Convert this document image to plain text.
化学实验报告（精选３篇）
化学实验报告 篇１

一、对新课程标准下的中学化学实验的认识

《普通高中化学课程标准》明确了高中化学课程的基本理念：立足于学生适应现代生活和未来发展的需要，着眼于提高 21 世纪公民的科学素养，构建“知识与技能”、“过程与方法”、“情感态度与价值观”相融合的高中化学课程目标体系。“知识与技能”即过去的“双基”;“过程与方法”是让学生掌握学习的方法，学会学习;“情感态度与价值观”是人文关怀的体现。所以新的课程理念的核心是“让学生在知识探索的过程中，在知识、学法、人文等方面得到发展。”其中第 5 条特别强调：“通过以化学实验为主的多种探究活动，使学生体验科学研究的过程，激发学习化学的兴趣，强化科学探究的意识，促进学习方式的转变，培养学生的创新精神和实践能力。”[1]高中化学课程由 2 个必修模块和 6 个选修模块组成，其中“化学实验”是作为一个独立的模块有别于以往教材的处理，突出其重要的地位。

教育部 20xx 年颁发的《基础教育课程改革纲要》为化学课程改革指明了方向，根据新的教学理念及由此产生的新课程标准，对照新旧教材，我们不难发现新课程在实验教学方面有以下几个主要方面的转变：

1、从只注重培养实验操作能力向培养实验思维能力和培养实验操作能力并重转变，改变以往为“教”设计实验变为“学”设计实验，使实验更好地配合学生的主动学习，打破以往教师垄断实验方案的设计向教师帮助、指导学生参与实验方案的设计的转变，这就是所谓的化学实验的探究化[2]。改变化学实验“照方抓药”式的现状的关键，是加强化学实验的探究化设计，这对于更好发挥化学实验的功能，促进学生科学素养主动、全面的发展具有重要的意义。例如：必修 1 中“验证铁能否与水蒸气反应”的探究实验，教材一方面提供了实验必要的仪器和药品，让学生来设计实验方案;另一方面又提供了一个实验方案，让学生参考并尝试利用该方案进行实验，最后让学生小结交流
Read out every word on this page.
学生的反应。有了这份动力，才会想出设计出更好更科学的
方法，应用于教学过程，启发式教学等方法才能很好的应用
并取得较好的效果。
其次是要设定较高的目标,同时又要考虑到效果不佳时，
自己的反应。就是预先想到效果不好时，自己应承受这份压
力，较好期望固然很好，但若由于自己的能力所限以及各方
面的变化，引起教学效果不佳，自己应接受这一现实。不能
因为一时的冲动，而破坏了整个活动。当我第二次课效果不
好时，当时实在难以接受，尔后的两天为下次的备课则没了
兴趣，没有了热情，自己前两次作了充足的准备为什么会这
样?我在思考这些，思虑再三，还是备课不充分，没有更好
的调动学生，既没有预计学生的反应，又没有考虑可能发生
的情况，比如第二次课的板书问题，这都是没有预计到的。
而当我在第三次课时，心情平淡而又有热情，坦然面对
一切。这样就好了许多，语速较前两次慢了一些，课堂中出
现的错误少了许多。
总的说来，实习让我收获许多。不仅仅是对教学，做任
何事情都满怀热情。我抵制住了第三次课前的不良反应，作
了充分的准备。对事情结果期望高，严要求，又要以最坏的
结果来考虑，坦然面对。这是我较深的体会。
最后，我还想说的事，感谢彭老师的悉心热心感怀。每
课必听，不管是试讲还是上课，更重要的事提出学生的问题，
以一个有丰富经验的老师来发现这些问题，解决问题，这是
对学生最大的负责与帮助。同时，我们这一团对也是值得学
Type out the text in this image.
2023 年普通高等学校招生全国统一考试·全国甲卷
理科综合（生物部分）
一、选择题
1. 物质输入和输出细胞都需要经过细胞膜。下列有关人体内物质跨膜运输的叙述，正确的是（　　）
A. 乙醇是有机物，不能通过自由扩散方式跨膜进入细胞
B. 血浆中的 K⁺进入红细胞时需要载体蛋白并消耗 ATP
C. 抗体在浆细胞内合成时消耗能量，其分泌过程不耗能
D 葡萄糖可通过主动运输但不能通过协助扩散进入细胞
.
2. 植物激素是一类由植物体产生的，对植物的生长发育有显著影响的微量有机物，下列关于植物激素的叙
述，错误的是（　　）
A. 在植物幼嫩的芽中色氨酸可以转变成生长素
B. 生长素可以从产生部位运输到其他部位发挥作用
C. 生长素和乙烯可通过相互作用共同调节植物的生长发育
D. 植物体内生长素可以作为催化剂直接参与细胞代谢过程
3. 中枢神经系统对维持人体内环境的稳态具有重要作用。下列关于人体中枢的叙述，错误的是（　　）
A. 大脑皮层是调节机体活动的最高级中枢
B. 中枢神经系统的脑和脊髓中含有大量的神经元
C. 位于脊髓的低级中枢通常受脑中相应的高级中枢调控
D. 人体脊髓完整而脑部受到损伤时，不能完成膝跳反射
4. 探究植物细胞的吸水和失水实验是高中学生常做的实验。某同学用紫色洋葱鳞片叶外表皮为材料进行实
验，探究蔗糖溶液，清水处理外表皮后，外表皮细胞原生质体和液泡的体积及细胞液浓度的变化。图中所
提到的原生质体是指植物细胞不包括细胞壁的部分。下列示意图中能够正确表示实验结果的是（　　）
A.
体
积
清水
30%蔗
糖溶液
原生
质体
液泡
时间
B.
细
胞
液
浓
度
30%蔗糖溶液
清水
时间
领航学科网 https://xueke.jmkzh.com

:: Stated problem ::
The lines above should be duplicated exactly.

:: Right answer ::
Convert this document image to plain text.
化学实验报告（精选３篇）
化学实验报告 篇１

一、对新课程标准下的中学化学实验的认识

《普通高中化学课程标准》明确了高中化学课程的基本理念：立足于学生适应现代生活和未来发展的需要，着眼于提高 21 世纪公民的科学素养，构建“知识与技能”、“过程与方法”、“情感态度与价值观”相融合的高中化学课程目标体系。“知识与技能”即过去的“双基”;“过程与方法”是让学生掌握学习的方法，学会学习;“情感态度与价值观”是人文关怀的体现。所以新的课程理念的核心是“让学生在知识探索的过程中，在知识、学法、人文等方面得到发展。”其中第 5 条特别强调：“通过以化学实验为主的多种探究活动，使学生体验科学研究的过程，激发学习化学的兴趣，强化科学探究的意识，促进学习方式的转变，培养学生的创新精神和实践能力。”[1]高中化学课程由 2 个必修模块和 6 个选修模块组成，其中“化学实验”是作为一个独立的模块有别于以往教材的处理，突出其重要的地位。

教育部 20xx 年颁发的《基础教育课程改革纲要》为化学课程改革指明了方向，根据新的教学理念及由此产生的新课程标准，对照新旧教材，我们不难发现新课程在实验教学方面有以下几个主要方面的转变：

1、从只注重培养实验操作能力向培养实验思维能力和培养实验操作能力并重转变，改变以往为“教”设计实验变为“学”设计实验，使实验更好地配合学生的主动学习，打破以往教师垄断实验方案的设计向教师帮助、指导学生参与实验方案的设计的转变，这就是所谓的化学实验的探究化[2]。改变化学实验“照方抓药”式的现状的关键，是加强化学实验的探究化设计，这对于更好发挥化学实验的功能，促进学生科学素养主动、全面的发展具有重要的意义。例如：必修 1 中“验证铁能否与水蒸气反应”的探究实验，教材一方面提供了实验必要的仪器和药品，让学生来设计实验方案;另一方面又提供了一个实验方案，让学生参考并尝试利用该方案进行实验，最后让学生小结交流
Read out every word on this page.
学生的反应。有了这份动力，才会想出设计出更好更科学的
方法，应用于教学过程，启发式教学等方法才能很好的应用
并取得较好的效果。
其次是要设定较高的目标,同时又要考虑到效果不佳时，
自己的反应。就是预先想到效果不好时，自己应承受这份压
力，较好期望固然很好，但若由于自己的能力所限以及各方
面的变化，引起教学效果不佳，自己应接受这一现实。不能
因为一时的冲动，而破坏了整个活动。当我第二次课效果不
好时，当时实在难以接受，尔后的两天为下次的备课则没了
兴趣，没有了热情，自己前两次作了充足的准备为什么会这
样?我在思考这些，思虑再三，还是备课不充分，没有更好
的调动学生，既没有预计学生的反应，又没有考虑可能发生
的情况，比如第二次课的板书问题，这都是没有预计到的。
而当我在第三次课时，心情平淡而又有热情，坦然面对
一切。这样就好了许多，语速较前两次慢了一些，课堂中出
现的错误少了许多。
总的说来，实习让我收获许多。不仅仅是对教学，做任
何事情都满怀热情。我抵制住了第三次课前的不良反应，作
了充分的准备。对事情结果期望高，严要求，又要以最坏的
结果来考虑，坦然面对。这是我较深的体会。
最后，我还想说的事，感谢彭老师的悉心热心感怀。每
课必听，不管是试讲还是上课，更重要的事提出学生的问题，
以一个有丰富经验的老师来发现这些问题，解决问题，这是
对学生最大的负责与帮助。同时，我们这一团对也是值得学
Type out the text in this image.
2023 年普通高等学校招生全国统一考试·全国甲卷
理科综合（生物部分）
一、选择题
1. 物质输入和输出细胞都需要经过细胞膜。下列有关人体内物质跨膜运输的叙述，正确的是（　　）
A. 乙醇是有机物，不能通过自由扩散方式跨膜进入细胞
B. 血浆中的 K⁺进入红细胞时需要载体蛋白并消耗 ATP
C. 抗体在浆细胞内合成时消耗能量，其分泌过程不耗能
D 葡萄糖可通过主动运输但不能通过协助扩散进入细胞
.
2. 植物激素是一类由植物体产生的，对植物的生长发育有显著影响的微量有机物，下列关于植物激素的叙
述，错误的是（　　）
A. 在植物幼嫩的芽中色氨酸可以转变成生长素
B. 生长素可以从产生部位运输到其他部位发挥作用
C. 生长素和乙烯可通过相互作用共同调节植物的生长发育
D. 植物体内生长素可以作为催化剂直接参与细胞代谢过程
3. 中枢神经系统对维持人体内环境的稳态具有重要作用。下列关于人体中枢的叙述，错误的是（　　）
A. 大脑皮层是调节机体活动的最高级中枢
B. 中枢神经系统的脑和脊髓中含有大量的神经元
C. 位于脊髓的低级中枢通常受脑中相应的高级中枢调控
D. 人体脊髓完整而脑部受到损伤时，不能完成膝跳反射
4. 探究植物细胞的吸水和失水实验是高中学生常做的实验。某同学用紫色洋葱鳞片叶外表皮为材料进行实
验，探究蔗糖溶液，清水处理外表皮后，外表皮细胞原生质体和液泡的体积及细胞液浓度的变化。图中所
提到的原生质体是指植物细胞不包括细胞壁的部分。下列示意图中能够正确表示实验结果的是（　　）
A.
体
积
清水
30%蔗
糖溶液
原生
质体
液泡
时间
B.
细
胞
液
浓
度
30%蔗糖溶液
清水
时间
领航学科网 https://xueke.jmkzh.com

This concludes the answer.